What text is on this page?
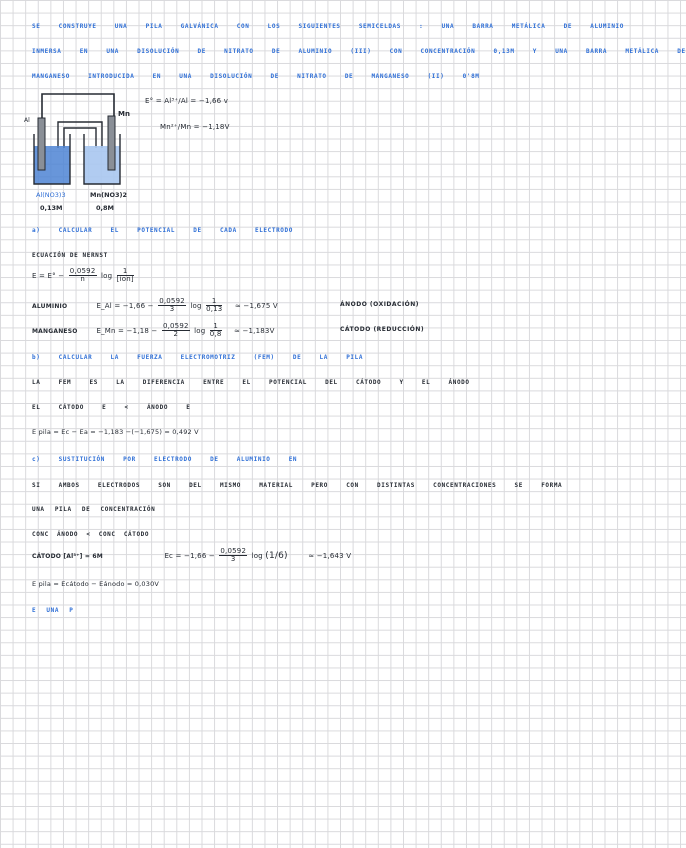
SE CONSTRUYE UNA PILA GALVÁNICA CON LOS SIGUIENTES SEMICELDAS : UNA BARRA METÁLICA DE ALUMINIO
INMERSA EN UNA DISOLUCIÓN DE NITRATO DE ALUMINIO (III) CON CONCENTRACIÓN 0,13M Y UNA BARRA METÁLICA DE
MANGANESO INTRODUCIDA EN UNA DISOLUCIÓN DE NITRATO DE MANGANESO (II) 0'8M
Al
Mn
Al(NO3)3
0,13M
Mn(NO3)2
0,8M
E° = Al³⁺/Al = −1,66 v
Mn²⁺/Mn = −1,18V
a) CALCULAR EL POTENCIAL DE CADA ELECTRODO
ECUACIÓN DE NERNST
$E = E^\circ - \frac{0,0592}{n}$ $\log \frac{1}{\text{[ion]}}$
ALUMINIO	E_Al = $-1,66 - \frac{0,0592}{3}$ $\log \frac{1}{0,13} \approx -1,675$ V	ÁNODO (OXIDACIÓN)
MANGANESO	E_Mn = $-1,18 - \frac{0,0592}{2}$ $\log \frac{1}{0,8} \approx -1,183V$	CÁTODO (REDUCCIÓN)
b) CALCULAR LA FUERZA ELECTROMOTRIZ (FEM) DE LA PILA
LA FEM ES LA DIFERENCIA ENTRE EL POTENCIAL DEL CÁTODO Y EL ÁNODO
EL CÁTODO E < ÁNODO E
E pila = Ec − Ea = −1,183 −(−1,675) = 0,492 V
c) SUSTITUCIÓN POR ELECTRODO DE ALUMINIO EN
SI AMBOS ELECTRODOS SON DEL MISMO MATERIAL PERO CON DISTINTAS CONCENTRACIONES SE FORMA
UNA PILA DE CONCENTRACIÓN
CONC ÁNODO < CONC CÁTODO
CÁTODO [Al³⁺] = 6M	$Ec = -1,66 - \frac{0,0592}{3}$ log (1/6)	≈ −1,643 V
E pila = Ecátodo − Eánodo = 0,030V
E UNA P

# # # #

**REQUIREMENTS**
Copy all lines from the data that hold the word "BARRA".

**FINAL ANSWER**
SE CONSTRUYE UNA PILA GALVÁNICA CON LOS SIGUIENTES SEMICELDAS : UNA BARRA METÁLICA DE ALUMINIO
INMERSA EN UNA DISOLUCIÓN DE NITRATO DE ALUMINIO (III) CON CONCENTRACIÓN 0,13M Y UNA BARRA METÁLICA DE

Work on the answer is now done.